Goal of the exercise | Reproduce the material in full, unchanged.

Dataset records |
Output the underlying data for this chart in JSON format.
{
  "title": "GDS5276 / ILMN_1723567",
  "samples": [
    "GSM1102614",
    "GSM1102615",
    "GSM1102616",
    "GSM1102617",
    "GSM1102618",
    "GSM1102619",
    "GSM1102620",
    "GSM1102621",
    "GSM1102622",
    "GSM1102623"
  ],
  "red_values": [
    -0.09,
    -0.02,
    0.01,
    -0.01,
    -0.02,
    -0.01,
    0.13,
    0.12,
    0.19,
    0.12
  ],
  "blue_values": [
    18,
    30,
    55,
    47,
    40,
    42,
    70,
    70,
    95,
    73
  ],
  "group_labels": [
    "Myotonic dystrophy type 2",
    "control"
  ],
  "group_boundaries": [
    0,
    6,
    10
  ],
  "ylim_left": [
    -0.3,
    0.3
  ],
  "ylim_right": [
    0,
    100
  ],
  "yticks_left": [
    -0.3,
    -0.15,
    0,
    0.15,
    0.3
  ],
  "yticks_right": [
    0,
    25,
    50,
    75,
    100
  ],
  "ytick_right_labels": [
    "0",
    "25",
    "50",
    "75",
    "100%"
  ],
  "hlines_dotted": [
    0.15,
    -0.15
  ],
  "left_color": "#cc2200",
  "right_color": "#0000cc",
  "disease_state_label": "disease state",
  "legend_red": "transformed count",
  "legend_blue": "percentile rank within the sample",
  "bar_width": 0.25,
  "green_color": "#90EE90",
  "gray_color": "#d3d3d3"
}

Exercise answer |
Output the underlying data for this chart in JSON format.
{
  "title": "GDS5276 / ILMN_1723567",
  "samples": [
    "GSM1102614",
    "GSM1102615",
    "GSM1102616",
    "GSM1102617",
    "GSM1102618",
    "GSM1102619",
    "GSM1102620",
    "GSM1102621",
    "GSM1102622",
    "GSM1102623"
  ],
  "red_values": [
    -0.09,
    -0.02,
    0.01,
    -0.01,
    -0.02,
    -0.01,
    0.13,
    0.12,
    0.19,
    0.12
  ],
  "blue_values": [
    18,
    30,
    55,
    47,
    40,
    42,
    70,
    70,
    95,
    73
  ],
  "group_labels": [
    "Myotonic dystrophy type 2",
    "control"
  ],
  "group_boundaries": [
    0,
    6,
    10
  ],
  "ylim_left": [
    -0.3,
    0.3
  ],
  "ylim_right": [
    0,
    100
  ],
  "yticks_left": [
    -0.3,
    -0.15,
    0,
    0.15,
    0.3
  ],
  "yticks_right": [
    0,
    25,
    50,
    75,
    100
  ],
  "ytick_right_labels": [
    "0",
    "25",
    "50",
    "75",
    "100%"
  ],
  "hlines_dotted": [
    0.15,
    -0.15
  ],
  "left_color": "#cc2200",
  "right_color": "#0000cc",
  "disease_state_label": "disease state",
  "legend_red": "transformed count",
  "legend_blue": "percentile rank within the sample",
  "bar_width": 0.25,
  "green_color": "#90EE90",
  "gray_color": "#d3d3d3"
}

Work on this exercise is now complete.